Input for this task:
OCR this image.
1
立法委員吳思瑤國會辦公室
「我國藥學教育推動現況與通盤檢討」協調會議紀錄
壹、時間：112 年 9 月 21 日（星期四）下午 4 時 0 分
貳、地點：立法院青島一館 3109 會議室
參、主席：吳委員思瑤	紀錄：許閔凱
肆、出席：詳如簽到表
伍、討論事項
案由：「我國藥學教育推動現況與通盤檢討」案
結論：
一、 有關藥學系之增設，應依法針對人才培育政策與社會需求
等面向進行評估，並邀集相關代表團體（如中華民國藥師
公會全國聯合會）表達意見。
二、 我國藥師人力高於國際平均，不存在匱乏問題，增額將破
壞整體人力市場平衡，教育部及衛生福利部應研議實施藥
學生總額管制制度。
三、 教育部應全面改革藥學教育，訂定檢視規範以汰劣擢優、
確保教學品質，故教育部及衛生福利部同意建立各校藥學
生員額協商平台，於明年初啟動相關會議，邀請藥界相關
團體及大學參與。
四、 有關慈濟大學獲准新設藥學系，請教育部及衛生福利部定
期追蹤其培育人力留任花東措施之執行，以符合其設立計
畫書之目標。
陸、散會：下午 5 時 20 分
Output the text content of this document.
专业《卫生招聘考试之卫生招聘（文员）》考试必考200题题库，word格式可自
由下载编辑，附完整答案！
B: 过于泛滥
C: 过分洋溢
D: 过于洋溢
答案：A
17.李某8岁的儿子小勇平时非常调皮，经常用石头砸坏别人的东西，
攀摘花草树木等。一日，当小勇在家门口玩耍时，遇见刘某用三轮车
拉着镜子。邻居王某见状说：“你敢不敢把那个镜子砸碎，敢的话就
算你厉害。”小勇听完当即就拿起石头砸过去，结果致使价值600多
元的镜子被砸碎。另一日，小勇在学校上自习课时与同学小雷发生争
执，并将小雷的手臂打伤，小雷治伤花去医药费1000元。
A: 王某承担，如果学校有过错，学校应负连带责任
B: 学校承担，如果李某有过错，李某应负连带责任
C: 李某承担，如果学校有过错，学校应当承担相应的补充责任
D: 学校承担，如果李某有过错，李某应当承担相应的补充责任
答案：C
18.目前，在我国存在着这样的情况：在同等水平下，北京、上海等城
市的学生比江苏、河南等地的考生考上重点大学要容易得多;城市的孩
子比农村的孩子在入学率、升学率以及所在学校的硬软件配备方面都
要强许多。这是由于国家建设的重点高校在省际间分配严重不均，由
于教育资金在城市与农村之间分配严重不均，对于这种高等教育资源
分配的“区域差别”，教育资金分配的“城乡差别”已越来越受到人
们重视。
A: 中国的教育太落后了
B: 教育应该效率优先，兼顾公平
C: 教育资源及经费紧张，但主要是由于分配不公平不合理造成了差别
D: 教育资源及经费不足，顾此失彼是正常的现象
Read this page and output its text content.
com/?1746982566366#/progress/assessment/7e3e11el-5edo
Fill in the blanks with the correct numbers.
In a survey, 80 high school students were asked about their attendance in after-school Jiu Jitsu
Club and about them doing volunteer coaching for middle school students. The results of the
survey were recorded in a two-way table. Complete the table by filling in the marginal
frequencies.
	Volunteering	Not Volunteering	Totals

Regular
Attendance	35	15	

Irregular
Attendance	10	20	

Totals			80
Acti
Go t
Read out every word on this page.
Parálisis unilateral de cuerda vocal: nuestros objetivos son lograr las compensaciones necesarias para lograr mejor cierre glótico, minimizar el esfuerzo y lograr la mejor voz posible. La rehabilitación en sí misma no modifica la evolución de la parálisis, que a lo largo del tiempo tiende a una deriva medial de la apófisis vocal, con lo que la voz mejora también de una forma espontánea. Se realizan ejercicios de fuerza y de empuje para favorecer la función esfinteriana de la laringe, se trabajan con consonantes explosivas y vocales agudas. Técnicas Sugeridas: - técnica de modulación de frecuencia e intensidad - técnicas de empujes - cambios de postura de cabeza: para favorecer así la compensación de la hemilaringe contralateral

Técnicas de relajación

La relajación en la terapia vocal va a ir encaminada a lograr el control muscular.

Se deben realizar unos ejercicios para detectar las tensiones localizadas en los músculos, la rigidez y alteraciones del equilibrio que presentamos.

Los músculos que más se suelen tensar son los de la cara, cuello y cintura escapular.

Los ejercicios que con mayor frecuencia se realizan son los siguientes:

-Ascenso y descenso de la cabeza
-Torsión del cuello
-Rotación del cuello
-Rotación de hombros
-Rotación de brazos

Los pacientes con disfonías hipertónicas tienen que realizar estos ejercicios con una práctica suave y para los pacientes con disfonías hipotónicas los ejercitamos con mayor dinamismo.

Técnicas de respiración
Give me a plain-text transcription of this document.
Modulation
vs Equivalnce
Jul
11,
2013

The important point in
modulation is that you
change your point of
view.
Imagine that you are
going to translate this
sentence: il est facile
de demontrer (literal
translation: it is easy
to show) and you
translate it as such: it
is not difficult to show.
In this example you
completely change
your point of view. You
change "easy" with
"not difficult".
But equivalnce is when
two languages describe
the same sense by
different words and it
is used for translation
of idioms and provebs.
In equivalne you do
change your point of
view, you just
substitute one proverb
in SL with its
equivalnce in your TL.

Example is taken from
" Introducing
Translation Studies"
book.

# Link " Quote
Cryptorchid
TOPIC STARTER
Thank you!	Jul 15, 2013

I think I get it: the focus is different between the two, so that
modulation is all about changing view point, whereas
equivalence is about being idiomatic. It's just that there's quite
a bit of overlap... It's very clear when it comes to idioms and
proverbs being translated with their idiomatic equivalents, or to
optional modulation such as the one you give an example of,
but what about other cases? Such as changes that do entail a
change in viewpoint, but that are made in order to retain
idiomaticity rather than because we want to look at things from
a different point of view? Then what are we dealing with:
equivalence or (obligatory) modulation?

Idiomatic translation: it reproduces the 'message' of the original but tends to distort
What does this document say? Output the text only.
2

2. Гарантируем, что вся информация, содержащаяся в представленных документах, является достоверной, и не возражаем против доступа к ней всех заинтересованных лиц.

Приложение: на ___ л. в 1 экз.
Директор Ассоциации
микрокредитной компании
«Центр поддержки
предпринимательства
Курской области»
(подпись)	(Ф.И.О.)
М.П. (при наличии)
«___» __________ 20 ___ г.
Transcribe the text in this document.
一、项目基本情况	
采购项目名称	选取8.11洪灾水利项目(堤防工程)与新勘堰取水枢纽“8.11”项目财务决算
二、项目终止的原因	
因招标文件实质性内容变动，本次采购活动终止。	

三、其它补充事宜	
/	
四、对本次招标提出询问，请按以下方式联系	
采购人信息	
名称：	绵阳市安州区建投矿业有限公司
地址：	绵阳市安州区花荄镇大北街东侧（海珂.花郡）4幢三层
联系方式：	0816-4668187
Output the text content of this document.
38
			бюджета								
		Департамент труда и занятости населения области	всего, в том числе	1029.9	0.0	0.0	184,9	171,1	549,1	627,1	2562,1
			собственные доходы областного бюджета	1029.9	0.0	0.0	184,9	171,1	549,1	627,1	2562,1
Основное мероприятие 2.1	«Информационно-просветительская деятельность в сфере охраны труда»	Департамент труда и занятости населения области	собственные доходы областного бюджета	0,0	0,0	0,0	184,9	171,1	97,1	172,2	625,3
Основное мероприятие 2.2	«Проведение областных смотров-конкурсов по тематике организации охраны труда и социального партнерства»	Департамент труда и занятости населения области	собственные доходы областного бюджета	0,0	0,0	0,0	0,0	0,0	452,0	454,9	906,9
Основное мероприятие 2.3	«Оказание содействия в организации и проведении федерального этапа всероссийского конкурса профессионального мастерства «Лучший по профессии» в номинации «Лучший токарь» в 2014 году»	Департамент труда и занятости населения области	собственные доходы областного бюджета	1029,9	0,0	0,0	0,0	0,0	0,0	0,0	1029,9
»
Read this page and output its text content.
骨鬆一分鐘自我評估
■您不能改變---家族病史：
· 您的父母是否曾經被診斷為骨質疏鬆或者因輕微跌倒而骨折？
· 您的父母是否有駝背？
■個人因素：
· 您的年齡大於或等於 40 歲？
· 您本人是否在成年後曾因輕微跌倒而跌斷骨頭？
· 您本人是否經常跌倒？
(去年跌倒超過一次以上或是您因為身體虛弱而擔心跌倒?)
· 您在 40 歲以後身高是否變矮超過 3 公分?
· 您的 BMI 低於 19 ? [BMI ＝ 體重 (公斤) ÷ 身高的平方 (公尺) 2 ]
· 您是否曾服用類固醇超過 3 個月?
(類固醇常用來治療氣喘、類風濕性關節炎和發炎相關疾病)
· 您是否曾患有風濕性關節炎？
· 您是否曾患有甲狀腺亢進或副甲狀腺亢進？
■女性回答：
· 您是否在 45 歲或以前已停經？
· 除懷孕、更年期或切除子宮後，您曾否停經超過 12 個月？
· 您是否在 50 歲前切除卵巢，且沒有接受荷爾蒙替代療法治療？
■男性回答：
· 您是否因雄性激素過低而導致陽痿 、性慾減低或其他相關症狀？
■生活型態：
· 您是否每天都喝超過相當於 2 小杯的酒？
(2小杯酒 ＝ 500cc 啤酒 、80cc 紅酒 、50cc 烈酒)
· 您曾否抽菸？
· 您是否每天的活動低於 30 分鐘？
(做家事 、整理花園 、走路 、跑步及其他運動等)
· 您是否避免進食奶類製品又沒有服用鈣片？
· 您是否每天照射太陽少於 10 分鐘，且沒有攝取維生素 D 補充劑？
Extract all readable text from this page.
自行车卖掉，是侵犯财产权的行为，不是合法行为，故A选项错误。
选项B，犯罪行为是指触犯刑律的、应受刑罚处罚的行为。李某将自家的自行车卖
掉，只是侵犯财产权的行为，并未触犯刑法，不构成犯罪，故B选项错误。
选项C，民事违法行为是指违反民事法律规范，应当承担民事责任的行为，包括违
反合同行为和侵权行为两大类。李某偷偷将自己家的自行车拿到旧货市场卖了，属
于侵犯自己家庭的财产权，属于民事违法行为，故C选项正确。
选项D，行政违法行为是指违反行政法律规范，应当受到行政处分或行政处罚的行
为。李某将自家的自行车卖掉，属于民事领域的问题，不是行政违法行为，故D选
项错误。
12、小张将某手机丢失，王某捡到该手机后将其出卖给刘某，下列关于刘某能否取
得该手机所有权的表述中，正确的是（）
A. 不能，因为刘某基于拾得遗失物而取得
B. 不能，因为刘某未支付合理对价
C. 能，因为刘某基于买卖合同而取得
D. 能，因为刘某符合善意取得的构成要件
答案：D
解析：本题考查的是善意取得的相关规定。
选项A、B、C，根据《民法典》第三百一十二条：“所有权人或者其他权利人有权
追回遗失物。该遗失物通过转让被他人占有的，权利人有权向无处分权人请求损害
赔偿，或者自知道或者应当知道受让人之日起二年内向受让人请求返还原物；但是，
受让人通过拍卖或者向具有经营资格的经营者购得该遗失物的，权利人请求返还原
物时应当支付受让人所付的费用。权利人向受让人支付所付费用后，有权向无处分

Objective:
Go through the lines above. Select every one that has the string "difficult".

Solution below:
is not difficult to show.
"not difficult".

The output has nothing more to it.